Output the material exactly, but drop every image it holds.

Data entries:
--- --- ---
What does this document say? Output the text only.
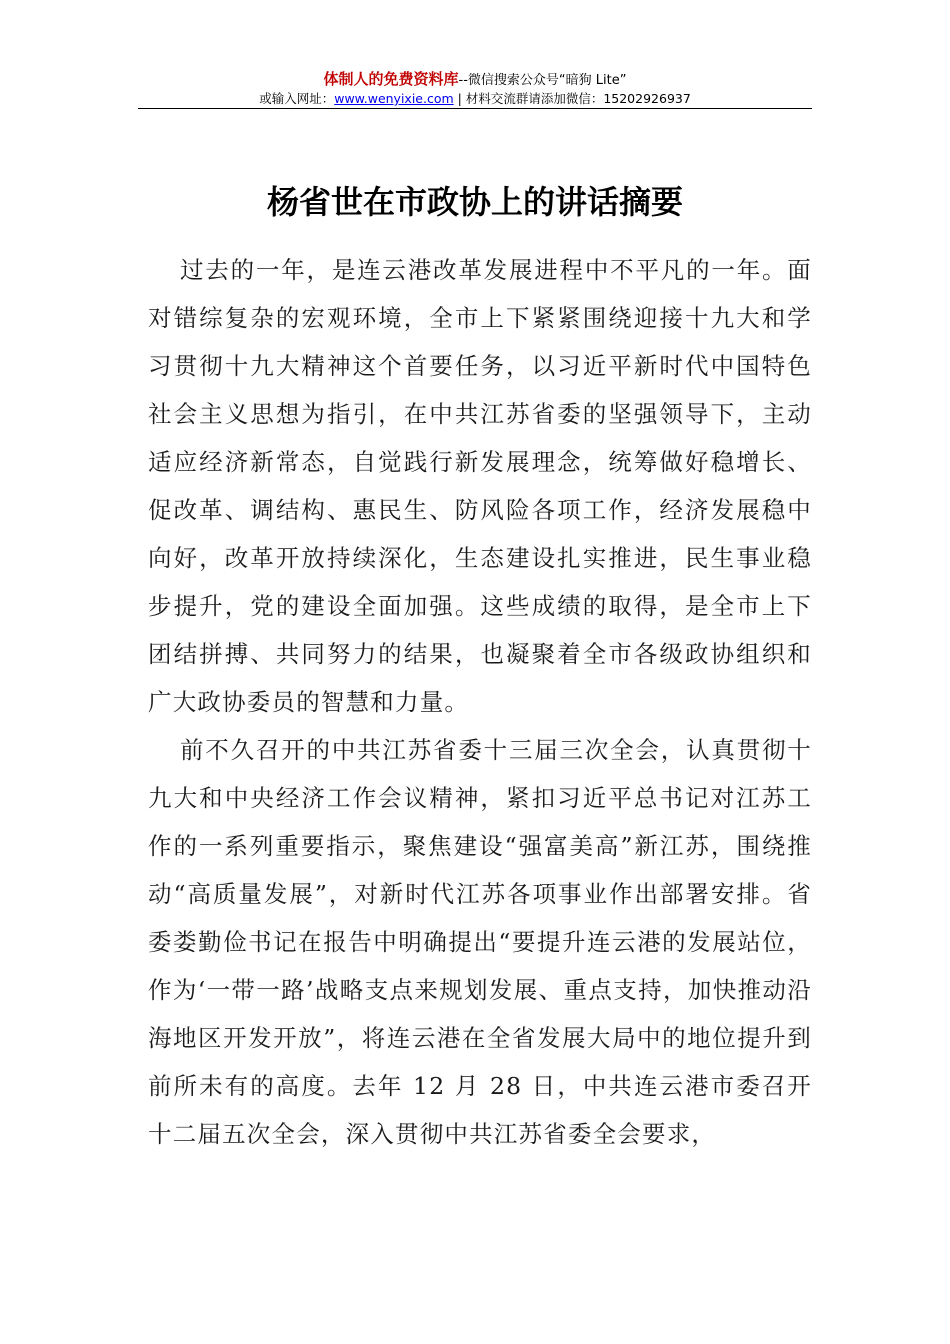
体制人的免费资料库--微信搜索公众号“暗狗 Lite”
或输入网址：www.wenyixie.com | 材料交流群请添加微信：15202926937
杨省世在市政协上的讲话摘要

过去的一年，是连云港改革发展进程中不平凡的一年。面对错综复杂的宏观环境，全市上下紧紧围绕迎接十九大和学习贯彻十九大精神这个首要任务，以习近平新时代中国特色社会主义思想为指引，在中共江苏省委的坚强领导下，主动适应经济新常态，自觉践行新发展理念，统筹做好稳增长、促改革、调结构、惠民生、防风险各项工作，经济发展稳中向好，改革开放持续深化，生态建设扎实推进，民生事业稳步提升，党的建设全面加强。这些成绩的取得，是全市上下团结拼搏、共同努力的结果，也凝聚着全市各级政协组织和广大政协委员的智慧和力量。

前不久召开的中共江苏省委十三届三次全会，认真贯彻十九大和中央经济工作会议精神，紧扣习近平总书记对江苏工作的一系列重要指示，聚焦建设“强富美高”新江苏，围绕推动“高质量发展”，对新时代江苏各项事业作出部署安排。省委娄勤俭书记在报告中明确提出“要提升连云港的发展站位，作为‘一带一路’战略支点来规划发展、重点支持，加快推动沿海地区开发开放”，将连云港在全省发展大局中的地位提升到前所未有的高度。去年 12 月 28 日，中共连云港市委召开十二届五次全会，深入贯彻中共江苏省委全会要求，
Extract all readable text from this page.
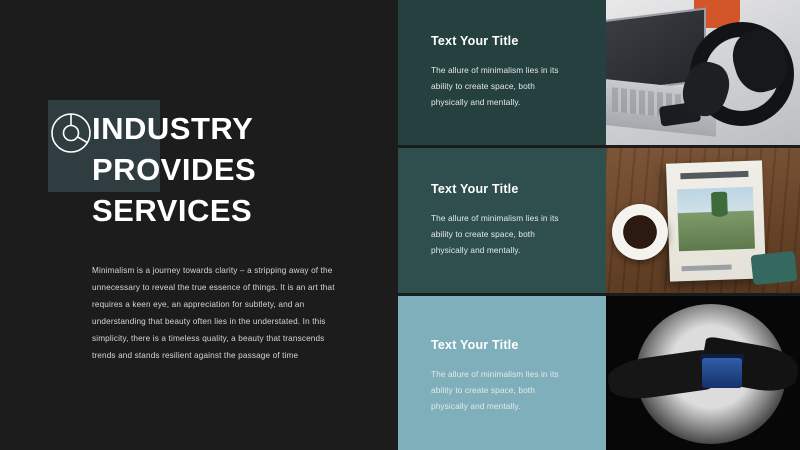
INDUSTRY
PROVIDES
SERVICES
Minimalism is a journey towards clarity – a stripping away of the unnecessary to reveal the true essence of things. It is an art that requires a keen eye, an appreciation for subtlety, and an understanding that beauty often lies in the understated. In this simplicity, there is a timeless quality, a beauty that transcends trends and stands resilient against the passage of time
Text Your Title
The allure of minimalism lies in its ability to create space, both physically and mentally.
Text Your Title
The allure of minimalism lies in its ability to create space, both physically and mentally.
Text Your Title
The allure of minimalism lies in its ability to create space, both physically and mentally.
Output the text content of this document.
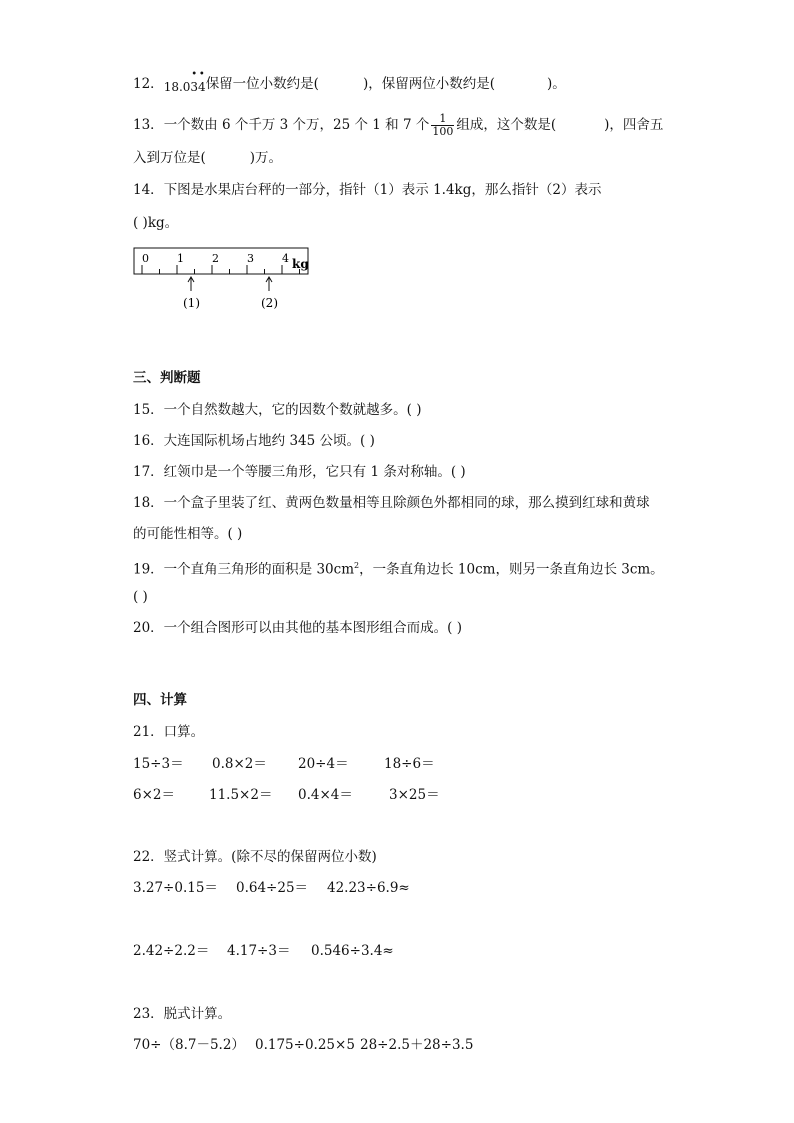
12．18.03
•
4
•
保留一位小数约是(	)，保留两位小数约是(	)。
13．一个数由 6 个千万 3 个万，25 个 1 和 7 个 $\frac{1}{100}$ 组成，这个数是(	)，四舍五
入到万位是(	)万。
14．下图是水果店台秤的一部分，指针（1）表示 1.4kg，那么指针（2）表示
( )kg。
0	1	2	3	4 kg
(1)	(2)
三、判断题
15．一个自然数越大，它的因数个数就越多。( )
16．大连国际机场占地约 345 公顷。( )
17．红领巾是一个等腰三角形，它只有 1 条对称轴。( )
18．一个盒子里装了红、黄两色数量相等且除颜色外都相同的球，那么摸到红球和黄球
的可能性相等。( )
19．一个直角三角形的面积是 $30cm^2$，一条直角边长 10cm，则另一条直角边长 3cm。
( )
20．一个组合图形可以由其他的基本图形组合而成。( )
四、计算
21．口算。
15÷3＝ 0.8×2＝ 20÷4＝	18÷6＝
6×2＝	11.5×2＝ 0.4×4＝	3×25＝
22．竖式计算。(除不尽的保留两位小数)
3.27÷0.15＝ 0.64÷25＝ 42.23÷6.9≈
2.42÷2.2＝ 4.17÷3＝ 0.546÷3.4≈
23．脱式计算。
70÷（8.7－5.2） 0.175÷0.25×5 28÷2.5＋28÷3.5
--- --- ---
▶ **OUTPUT FOR THIS EXERCISE**
What does this document say? Output the text only.
体制人的免费资料库--微信搜索公众号“暗狗 Lite”
或输入网址：www.wenyixie.com | 材料交流群请添加微信：15202926937
杨省世在市政协上的讲话摘要

过去的一年，是连云港改革发展进程中不平凡的一年。面对错综复杂的宏观环境，全市上下紧紧围绕迎接十九大和学习贯彻十九大精神这个首要任务，以习近平新时代中国特色社会主义思想为指引，在中共江苏省委的坚强领导下，主动适应经济新常态，自觉践行新发展理念，统筹做好稳增长、促改革、调结构、惠民生、防风险各项工作，经济发展稳中向好，改革开放持续深化，生态建设扎实推进，民生事业稳步提升，党的建设全面加强。这些成绩的取得，是全市上下团结拼搏、共同努力的结果，也凝聚着全市各级政协组织和广大政协委员的智慧和力量。

前不久召开的中共江苏省委十三届三次全会，认真贯彻十九大和中央经济工作会议精神，紧扣习近平总书记对江苏工作的一系列重要指示，聚焦建设“强富美高”新江苏，围绕推动“高质量发展”，对新时代江苏各项事业作出部署安排。省委娄勤俭书记在报告中明确提出“要提升连云港的发展站位，作为‘一带一路’战略支点来规划发展、重点支持，加快推动沿海地区开发开放”，将连云港在全省发展大局中的地位提升到前所未有的高度。去年 12 月 28 日，中共连云港市委召开十二届五次全会，深入贯彻中共江苏省委全会要求，
Extract all readable text from this page.
INDUSTRY
PROVIDES
SERVICES
Minimalism is a journey towards clarity – a stripping away of the unnecessary to reveal the true essence of things. It is an art that requires a keen eye, an appreciation for subtlety, and an understanding that beauty often lies in the understated. In this simplicity, there is a timeless quality, a beauty that transcends trends and stands resilient against the passage of time
Text Your Title
The allure of minimalism lies in its ability to create space, both physically and mentally.
Text Your Title
The allure of minimalism lies in its ability to create space, both physically and mentally.
Text Your Title
The allure of minimalism lies in its ability to create space, both physically and mentally.
Output the text content of this document.
12．18.03
•
4
•
保留一位小数约是(	)，保留两位小数约是(	)。
13．一个数由 6 个千万 3 个万，25 个 1 和 7 个 $\frac{1}{100}$ 组成，这个数是(	)，四舍五
入到万位是(	)万。
14．下图是水果店台秤的一部分，指针（1）表示 1.4kg，那么指针（2）表示
( )kg。
0	1	2	3	4 kg
(1)	(2)
三、判断题
15．一个自然数越大，它的因数个数就越多。( )
16．大连国际机场占地约 345 公顷。( )
17．红领巾是一个等腰三角形，它只有 1 条对称轴。( )
18．一个盒子里装了红、黄两色数量相等且除颜色外都相同的球，那么摸到红球和黄球
的可能性相等。( )
19．一个直角三角形的面积是 $30cm^2$，一条直角边长 10cm，则另一条直角边长 3cm。
( )
20．一个组合图形可以由其他的基本图形组合而成。( )
四、计算
21．口算。
15÷3＝ 0.8×2＝ 20÷4＝	18÷6＝
6×2＝	11.5×2＝ 0.4×4＝	3×25＝
22．竖式计算。(除不尽的保留两位小数)
3.27÷0.15＝ 0.64÷25＝ 42.23÷6.9≈
2.42÷2.2＝ 4.17÷3＝ 0.546÷3.4≈
23．脱式计算。
70÷（8.7－5.2） 0.175÷0.25×5 28÷2.5＋28÷3.5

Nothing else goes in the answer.